**TASK DESCRIPTION:** Your answer is a single number: the count of lines that contain the string "mundo".

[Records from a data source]
----
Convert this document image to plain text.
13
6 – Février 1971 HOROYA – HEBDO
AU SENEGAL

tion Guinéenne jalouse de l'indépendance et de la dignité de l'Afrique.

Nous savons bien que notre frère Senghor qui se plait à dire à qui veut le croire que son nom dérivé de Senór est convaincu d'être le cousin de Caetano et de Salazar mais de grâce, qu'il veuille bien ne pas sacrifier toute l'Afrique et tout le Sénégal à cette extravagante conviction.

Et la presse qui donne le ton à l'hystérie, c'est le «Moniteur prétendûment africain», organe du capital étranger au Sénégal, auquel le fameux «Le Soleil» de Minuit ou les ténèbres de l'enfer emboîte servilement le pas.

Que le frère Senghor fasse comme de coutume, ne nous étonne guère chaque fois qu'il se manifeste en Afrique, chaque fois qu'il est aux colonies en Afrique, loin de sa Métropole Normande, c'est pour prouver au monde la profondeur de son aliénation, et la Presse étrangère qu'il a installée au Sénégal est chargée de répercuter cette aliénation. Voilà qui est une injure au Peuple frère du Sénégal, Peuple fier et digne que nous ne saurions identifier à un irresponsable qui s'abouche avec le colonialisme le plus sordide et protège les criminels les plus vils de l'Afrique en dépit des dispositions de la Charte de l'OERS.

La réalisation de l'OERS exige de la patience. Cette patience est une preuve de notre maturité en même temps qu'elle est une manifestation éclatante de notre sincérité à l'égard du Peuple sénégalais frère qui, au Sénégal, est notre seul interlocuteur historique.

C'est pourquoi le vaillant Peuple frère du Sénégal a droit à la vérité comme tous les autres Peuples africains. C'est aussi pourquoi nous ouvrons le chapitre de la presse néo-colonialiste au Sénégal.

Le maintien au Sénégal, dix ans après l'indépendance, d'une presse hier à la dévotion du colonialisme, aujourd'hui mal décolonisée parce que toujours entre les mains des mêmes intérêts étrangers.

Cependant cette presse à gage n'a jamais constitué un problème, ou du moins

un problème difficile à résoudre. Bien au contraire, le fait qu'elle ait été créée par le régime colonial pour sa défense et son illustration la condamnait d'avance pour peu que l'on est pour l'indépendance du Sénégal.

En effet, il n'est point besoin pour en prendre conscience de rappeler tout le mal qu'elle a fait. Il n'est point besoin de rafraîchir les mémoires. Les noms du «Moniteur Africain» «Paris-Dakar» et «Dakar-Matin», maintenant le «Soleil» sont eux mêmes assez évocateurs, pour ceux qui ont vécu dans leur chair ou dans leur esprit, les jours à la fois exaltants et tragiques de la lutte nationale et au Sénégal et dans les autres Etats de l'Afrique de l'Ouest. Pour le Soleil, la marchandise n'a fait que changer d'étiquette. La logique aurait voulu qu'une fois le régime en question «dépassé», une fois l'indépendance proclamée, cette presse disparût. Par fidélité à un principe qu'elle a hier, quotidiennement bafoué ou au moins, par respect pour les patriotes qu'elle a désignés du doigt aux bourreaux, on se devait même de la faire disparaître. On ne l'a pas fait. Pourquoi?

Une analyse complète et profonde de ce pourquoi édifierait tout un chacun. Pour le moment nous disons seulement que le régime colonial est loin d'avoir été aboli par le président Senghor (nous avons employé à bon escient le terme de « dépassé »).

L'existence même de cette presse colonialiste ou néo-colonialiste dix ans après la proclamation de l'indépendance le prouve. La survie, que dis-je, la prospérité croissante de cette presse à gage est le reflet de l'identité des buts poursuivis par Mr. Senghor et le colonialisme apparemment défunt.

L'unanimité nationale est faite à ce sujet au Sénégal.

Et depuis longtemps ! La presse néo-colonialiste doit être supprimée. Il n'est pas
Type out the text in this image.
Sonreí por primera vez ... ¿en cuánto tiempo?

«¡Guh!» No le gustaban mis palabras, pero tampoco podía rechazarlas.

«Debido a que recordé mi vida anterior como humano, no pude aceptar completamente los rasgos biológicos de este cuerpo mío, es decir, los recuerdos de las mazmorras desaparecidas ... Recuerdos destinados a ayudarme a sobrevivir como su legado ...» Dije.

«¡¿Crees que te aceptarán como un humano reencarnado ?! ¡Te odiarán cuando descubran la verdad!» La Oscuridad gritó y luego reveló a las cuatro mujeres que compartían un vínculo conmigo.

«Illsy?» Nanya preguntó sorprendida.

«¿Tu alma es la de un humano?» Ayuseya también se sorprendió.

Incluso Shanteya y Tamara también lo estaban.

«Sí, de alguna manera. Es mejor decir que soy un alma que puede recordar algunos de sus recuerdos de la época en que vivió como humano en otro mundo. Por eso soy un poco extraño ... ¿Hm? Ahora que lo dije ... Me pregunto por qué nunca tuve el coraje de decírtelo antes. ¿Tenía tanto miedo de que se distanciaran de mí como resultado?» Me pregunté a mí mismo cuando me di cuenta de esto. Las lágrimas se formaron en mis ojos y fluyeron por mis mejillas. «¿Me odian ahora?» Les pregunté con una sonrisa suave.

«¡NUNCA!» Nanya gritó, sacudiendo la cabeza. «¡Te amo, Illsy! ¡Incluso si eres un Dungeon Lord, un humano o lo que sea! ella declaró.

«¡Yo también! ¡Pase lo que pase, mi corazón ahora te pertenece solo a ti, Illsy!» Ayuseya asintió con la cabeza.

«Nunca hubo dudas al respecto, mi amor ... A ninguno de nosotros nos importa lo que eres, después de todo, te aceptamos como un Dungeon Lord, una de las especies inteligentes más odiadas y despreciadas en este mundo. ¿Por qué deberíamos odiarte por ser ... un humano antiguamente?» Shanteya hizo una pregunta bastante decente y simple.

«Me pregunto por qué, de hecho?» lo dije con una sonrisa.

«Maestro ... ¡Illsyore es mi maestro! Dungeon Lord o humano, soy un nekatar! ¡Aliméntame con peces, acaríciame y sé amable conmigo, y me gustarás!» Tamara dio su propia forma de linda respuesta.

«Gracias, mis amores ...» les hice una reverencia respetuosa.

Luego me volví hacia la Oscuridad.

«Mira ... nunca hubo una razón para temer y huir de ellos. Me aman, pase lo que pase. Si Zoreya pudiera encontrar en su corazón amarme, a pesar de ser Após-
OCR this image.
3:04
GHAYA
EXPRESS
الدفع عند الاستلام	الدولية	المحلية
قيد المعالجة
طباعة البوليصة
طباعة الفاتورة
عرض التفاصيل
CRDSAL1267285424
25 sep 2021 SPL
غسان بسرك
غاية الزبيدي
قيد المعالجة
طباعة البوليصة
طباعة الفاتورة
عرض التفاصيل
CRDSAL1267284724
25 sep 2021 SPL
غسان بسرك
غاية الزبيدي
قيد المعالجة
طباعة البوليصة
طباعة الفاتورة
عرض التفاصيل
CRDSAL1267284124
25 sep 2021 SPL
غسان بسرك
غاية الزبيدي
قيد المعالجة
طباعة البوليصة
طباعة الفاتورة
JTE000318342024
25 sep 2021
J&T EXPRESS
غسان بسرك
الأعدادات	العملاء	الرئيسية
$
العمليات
----
**EXERCISE OUTPUT:** 2